- _Task requirements_
Extract each line holding the word "JSON" from the entries.

- _Extracted data_
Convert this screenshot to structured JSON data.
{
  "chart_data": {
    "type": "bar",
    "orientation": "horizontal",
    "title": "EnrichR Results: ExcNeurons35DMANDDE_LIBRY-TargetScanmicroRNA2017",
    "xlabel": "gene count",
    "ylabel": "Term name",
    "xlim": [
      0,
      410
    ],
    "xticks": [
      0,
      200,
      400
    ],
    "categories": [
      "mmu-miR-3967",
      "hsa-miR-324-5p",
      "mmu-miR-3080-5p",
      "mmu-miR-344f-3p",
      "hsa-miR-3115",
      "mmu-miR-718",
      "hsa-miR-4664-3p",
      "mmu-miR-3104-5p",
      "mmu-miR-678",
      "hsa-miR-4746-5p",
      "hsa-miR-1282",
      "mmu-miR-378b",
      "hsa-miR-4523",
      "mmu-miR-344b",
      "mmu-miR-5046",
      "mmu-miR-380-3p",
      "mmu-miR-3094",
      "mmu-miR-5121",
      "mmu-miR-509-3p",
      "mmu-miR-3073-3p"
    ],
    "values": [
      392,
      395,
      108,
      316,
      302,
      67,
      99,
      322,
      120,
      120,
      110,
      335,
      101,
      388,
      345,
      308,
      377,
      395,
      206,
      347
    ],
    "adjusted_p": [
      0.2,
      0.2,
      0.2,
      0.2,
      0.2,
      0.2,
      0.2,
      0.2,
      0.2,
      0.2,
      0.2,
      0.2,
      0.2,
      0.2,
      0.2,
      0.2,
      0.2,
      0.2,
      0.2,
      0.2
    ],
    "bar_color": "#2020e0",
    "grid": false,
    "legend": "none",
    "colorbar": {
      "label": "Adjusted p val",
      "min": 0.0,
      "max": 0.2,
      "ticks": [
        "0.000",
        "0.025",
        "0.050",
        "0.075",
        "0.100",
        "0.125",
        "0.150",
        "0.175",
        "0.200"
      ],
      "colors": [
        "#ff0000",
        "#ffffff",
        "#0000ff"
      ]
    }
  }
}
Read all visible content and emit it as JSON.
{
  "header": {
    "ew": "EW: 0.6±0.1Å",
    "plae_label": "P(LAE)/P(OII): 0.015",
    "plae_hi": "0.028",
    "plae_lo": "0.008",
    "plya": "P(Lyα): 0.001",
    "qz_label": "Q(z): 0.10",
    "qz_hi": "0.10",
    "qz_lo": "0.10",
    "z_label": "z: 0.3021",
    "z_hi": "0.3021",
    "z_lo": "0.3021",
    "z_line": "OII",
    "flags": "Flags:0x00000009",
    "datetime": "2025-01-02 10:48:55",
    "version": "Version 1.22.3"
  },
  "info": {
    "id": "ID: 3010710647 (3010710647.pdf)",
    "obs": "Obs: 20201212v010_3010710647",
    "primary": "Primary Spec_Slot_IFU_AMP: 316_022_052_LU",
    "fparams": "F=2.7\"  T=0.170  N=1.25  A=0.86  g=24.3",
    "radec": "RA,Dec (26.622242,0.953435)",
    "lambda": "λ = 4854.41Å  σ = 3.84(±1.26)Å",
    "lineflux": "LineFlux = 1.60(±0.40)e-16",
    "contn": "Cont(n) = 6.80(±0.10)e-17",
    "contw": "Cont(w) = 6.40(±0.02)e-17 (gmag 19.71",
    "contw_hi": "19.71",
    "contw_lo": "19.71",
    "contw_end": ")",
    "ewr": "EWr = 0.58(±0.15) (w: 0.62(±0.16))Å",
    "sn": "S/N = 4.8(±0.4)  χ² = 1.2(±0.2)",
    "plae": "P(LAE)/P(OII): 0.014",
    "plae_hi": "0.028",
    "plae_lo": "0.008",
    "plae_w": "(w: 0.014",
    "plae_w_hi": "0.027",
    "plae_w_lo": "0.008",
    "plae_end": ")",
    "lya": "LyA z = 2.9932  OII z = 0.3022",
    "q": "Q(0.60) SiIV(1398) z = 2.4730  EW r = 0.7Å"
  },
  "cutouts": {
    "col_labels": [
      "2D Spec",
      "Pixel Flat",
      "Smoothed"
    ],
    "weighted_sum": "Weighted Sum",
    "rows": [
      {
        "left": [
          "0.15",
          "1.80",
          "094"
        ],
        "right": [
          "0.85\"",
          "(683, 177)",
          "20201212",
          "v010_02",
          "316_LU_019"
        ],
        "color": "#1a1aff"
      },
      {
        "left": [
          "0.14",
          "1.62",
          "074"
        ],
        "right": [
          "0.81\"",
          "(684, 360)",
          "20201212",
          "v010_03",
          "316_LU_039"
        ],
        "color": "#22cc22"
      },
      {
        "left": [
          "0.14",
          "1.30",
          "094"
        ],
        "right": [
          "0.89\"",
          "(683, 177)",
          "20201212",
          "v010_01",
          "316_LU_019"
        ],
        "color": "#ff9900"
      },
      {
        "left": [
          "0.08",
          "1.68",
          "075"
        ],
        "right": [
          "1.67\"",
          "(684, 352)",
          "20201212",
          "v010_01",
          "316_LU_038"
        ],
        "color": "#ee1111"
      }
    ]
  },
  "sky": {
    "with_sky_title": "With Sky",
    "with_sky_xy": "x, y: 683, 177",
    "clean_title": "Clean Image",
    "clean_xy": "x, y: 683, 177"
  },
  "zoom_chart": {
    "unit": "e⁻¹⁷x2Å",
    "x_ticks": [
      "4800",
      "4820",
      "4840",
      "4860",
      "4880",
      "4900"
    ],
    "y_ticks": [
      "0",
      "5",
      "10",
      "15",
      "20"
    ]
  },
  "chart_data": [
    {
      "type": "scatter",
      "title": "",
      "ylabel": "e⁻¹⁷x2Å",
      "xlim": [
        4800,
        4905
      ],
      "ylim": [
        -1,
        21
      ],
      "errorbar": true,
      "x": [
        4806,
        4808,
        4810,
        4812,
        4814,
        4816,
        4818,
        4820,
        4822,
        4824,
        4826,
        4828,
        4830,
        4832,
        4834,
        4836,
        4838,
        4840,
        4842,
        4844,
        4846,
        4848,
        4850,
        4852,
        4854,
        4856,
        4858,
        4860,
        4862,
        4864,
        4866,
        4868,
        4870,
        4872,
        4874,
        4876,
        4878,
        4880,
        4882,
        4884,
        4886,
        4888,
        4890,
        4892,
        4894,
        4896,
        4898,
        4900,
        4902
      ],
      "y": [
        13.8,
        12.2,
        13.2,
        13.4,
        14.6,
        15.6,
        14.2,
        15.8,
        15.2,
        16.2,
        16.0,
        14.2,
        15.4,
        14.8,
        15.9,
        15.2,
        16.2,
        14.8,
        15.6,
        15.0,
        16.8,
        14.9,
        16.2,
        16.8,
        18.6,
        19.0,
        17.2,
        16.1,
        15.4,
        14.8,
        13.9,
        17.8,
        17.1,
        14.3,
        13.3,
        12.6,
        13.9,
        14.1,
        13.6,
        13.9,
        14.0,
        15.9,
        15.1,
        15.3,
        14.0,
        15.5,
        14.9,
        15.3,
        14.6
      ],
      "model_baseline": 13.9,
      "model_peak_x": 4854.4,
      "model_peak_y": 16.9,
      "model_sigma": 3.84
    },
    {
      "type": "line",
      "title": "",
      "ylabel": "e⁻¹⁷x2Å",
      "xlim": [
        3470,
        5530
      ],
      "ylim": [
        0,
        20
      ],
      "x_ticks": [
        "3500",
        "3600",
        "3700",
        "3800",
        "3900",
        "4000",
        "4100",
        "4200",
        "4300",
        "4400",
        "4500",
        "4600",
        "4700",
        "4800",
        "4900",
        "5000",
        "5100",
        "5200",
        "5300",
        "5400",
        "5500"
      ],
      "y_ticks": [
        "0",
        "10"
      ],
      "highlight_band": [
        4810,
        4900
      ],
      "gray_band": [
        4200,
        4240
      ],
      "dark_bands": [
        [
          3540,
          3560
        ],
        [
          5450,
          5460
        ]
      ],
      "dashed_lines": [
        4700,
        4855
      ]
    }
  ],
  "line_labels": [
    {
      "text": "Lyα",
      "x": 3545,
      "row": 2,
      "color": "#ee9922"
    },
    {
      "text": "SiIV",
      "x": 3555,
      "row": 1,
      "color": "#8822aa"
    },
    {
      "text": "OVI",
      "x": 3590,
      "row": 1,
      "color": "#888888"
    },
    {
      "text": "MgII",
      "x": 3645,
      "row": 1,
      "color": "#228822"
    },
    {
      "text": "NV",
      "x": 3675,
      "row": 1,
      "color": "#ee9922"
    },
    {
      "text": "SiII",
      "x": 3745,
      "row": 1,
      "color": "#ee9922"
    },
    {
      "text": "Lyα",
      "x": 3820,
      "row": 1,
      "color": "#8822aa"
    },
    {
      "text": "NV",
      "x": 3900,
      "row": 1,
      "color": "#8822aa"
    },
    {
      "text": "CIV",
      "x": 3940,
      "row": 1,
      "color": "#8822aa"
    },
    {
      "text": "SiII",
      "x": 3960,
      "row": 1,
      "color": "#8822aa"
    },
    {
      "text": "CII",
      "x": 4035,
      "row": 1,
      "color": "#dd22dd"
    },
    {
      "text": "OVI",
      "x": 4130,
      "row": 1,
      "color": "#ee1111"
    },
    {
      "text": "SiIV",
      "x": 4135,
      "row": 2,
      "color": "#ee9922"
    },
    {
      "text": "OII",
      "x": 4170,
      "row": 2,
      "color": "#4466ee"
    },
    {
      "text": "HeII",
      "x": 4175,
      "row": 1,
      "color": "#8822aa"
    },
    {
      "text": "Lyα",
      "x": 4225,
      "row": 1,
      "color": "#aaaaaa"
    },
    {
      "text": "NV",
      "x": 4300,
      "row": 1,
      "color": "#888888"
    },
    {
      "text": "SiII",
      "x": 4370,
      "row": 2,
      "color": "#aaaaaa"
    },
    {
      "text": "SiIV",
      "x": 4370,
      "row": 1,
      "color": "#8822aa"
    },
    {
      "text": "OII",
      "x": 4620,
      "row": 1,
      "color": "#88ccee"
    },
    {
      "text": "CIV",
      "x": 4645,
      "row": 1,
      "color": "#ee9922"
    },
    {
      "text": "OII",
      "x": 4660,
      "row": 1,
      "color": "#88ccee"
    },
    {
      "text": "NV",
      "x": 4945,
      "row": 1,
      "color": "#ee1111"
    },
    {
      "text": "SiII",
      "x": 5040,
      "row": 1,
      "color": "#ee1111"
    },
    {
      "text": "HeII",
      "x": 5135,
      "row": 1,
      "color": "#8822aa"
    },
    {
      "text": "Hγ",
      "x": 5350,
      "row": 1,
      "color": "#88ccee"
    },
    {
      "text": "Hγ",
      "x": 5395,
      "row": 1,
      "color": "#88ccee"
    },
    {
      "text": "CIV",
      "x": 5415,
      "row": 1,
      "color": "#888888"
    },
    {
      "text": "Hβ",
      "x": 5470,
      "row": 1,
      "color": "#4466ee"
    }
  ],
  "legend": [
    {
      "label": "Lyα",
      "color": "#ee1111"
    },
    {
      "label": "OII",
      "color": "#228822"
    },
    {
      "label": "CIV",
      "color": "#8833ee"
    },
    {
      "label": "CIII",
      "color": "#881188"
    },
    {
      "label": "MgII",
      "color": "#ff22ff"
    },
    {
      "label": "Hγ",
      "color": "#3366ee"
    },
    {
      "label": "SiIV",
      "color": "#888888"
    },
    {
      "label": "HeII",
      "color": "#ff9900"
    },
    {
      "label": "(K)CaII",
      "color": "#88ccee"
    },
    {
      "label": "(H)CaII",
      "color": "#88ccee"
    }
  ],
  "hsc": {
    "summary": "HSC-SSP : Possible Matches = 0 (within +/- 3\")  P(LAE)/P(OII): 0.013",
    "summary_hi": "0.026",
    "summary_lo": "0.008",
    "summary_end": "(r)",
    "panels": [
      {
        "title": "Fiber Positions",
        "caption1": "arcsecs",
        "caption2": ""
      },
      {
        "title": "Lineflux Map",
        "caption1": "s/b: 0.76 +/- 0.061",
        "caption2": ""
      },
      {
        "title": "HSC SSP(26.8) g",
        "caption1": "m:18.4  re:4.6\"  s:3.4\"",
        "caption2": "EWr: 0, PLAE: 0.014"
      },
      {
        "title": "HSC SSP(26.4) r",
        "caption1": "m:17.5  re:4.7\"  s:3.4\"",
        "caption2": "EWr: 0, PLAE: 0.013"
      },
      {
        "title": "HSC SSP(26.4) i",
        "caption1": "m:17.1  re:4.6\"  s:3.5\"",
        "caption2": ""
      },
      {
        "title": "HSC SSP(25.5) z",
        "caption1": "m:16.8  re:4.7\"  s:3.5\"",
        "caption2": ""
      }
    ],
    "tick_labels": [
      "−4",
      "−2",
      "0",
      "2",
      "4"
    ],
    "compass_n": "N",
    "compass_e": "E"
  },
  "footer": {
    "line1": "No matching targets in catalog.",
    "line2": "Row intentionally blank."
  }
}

- _The completed task_
Convert this screenshot to structured JSON data.
Read all visible content and emit it as JSON.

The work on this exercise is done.